● **Exercise directions**: Write each record again exactly as it stands.

<<<<

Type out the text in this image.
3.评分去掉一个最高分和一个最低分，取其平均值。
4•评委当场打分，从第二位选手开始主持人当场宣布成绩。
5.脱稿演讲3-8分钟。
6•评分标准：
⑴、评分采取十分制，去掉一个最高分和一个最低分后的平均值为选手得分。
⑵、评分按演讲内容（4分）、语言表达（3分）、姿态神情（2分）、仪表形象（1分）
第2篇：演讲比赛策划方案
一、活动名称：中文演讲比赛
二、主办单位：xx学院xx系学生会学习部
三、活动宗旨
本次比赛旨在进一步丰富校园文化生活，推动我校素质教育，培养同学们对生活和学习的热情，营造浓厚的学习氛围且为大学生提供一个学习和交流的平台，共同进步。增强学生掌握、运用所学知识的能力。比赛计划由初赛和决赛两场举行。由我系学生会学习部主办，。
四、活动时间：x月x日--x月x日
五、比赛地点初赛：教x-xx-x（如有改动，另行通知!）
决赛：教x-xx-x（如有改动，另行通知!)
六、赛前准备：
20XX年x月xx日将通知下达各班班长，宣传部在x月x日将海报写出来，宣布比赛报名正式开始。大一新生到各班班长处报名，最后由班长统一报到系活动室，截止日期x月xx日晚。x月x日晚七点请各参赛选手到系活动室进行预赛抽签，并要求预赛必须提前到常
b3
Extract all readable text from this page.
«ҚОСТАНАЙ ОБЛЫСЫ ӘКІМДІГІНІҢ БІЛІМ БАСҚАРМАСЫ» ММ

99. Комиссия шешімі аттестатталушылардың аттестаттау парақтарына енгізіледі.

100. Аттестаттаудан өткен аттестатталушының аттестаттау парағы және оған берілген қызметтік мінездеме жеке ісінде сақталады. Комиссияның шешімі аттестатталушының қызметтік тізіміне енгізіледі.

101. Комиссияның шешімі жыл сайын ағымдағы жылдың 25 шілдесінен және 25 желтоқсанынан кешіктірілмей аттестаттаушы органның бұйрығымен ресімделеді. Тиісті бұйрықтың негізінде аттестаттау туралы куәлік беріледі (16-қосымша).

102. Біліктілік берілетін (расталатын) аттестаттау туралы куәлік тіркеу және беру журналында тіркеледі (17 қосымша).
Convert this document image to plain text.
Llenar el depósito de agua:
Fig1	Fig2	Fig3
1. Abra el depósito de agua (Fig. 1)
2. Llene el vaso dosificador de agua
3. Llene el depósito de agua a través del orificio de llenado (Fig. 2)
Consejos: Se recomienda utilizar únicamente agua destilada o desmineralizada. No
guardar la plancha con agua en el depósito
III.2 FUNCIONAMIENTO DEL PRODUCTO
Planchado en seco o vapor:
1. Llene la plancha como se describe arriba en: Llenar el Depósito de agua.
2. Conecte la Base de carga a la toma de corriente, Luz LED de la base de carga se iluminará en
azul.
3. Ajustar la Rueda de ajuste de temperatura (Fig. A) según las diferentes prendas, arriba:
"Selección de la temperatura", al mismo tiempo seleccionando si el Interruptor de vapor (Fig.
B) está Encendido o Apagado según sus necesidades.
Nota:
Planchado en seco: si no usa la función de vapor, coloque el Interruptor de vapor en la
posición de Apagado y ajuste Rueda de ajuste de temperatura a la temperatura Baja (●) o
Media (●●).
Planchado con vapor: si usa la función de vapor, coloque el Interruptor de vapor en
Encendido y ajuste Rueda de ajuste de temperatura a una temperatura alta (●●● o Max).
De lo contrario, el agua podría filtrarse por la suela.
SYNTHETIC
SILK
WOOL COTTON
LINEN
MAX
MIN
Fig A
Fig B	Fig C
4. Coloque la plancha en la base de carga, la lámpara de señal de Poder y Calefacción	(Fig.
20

>>>>

● **Answer to this problem**:
Type out the text in this image.
3.评分去掉一个最高分和一个最低分，取其平均值。
4•评委当场打分，从第二位选手开始主持人当场宣布成绩。
5.脱稿演讲3-8分钟。
6•评分标准：
⑴、评分采取十分制，去掉一个最高分和一个最低分后的平均值为选手得分。
⑵、评分按演讲内容（4分）、语言表达（3分）、姿态神情（2分）、仪表形象（1分）
第2篇：演讲比赛策划方案
一、活动名称：中文演讲比赛
二、主办单位：xx学院xx系学生会学习部
三、活动宗旨
本次比赛旨在进一步丰富校园文化生活，推动我校素质教育，培养同学们对生活和学习的热情，营造浓厚的学习氛围且为大学生提供一个学习和交流的平台，共同进步。增强学生掌握、运用所学知识的能力。比赛计划由初赛和决赛两场举行。由我系学生会学习部主办，。
四、活动时间：x月x日--x月x日
五、比赛地点初赛：教x-xx-x（如有改动，另行通知!）
决赛：教x-xx-x（如有改动，另行通知!)
六、赛前准备：
20XX年x月xx日将通知下达各班班长，宣传部在x月x日将海报写出来，宣布比赛报名正式开始。大一新生到各班班长处报名，最后由班长统一报到系活动室，截止日期x月xx日晚。x月x日晚七点请各参赛选手到系活动室进行预赛抽签，并要求预赛必须提前到常
b3
Extract all readable text from this page.
«ҚОСТАНАЙ ОБЛЫСЫ ӘКІМДІГІНІҢ БІЛІМ БАСҚАРМАСЫ» ММ

99. Комиссия шешімі аттестатталушылардың аттестаттау парақтарына енгізіледі.

100. Аттестаттаудан өткен аттестатталушының аттестаттау парағы және оған берілген қызметтік мінездеме жеке ісінде сақталады. Комиссияның шешімі аттестатталушының қызметтік тізіміне енгізіледі.

101. Комиссияның шешімі жыл сайын ағымдағы жылдың 25 шілдесінен және 25 желтоқсанынан кешіктірілмей аттестаттаушы органның бұйрығымен ресімделеді. Тиісті бұйрықтың негізінде аттестаттау туралы куәлік беріледі (16-қосымша).

102. Біліктілік берілетін (расталатын) аттестаттау туралы куәлік тіркеу және беру журналында тіркеледі (17 қосымша).
Convert this document image to plain text.
Llenar el depósito de agua:
Fig1	Fig2	Fig3
1. Abra el depósito de agua (Fig. 1)
2. Llene el vaso dosificador de agua
3. Llene el depósito de agua a través del orificio de llenado (Fig. 2)
Consejos: Se recomienda utilizar únicamente agua destilada o desmineralizada. No
guardar la plancha con agua en el depósito
III.2 FUNCIONAMIENTO DEL PRODUCTO
Planchado en seco o vapor:
1. Llene la plancha como se describe arriba en: Llenar el Depósito de agua.
2. Conecte la Base de carga a la toma de corriente, Luz LED de la base de carga se iluminará en
azul.
3. Ajustar la Rueda de ajuste de temperatura (Fig. A) según las diferentes prendas, arriba:
"Selección de la temperatura", al mismo tiempo seleccionando si el Interruptor de vapor (Fig.
B) está Encendido o Apagado según sus necesidades.
Nota:
Planchado en seco: si no usa la función de vapor, coloque el Interruptor de vapor en la
posición de Apagado y ajuste Rueda de ajuste de temperatura a la temperatura Baja (●) o
Media (●●).
Planchado con vapor: si usa la función de vapor, coloque el Interruptor de vapor en
Encendido y ajuste Rueda de ajuste de temperatura a una temperatura alta (●●● o Max).
De lo contrario, el agua podría filtrarse por la suela.
SYNTHETIC
SILK
WOOL COTTON
LINEN
MAX
MIN
Fig A
Fig B	Fig C
4. Coloque la plancha en la base de carga, la lámpara de señal de Poder y Calefacción	(Fig.
20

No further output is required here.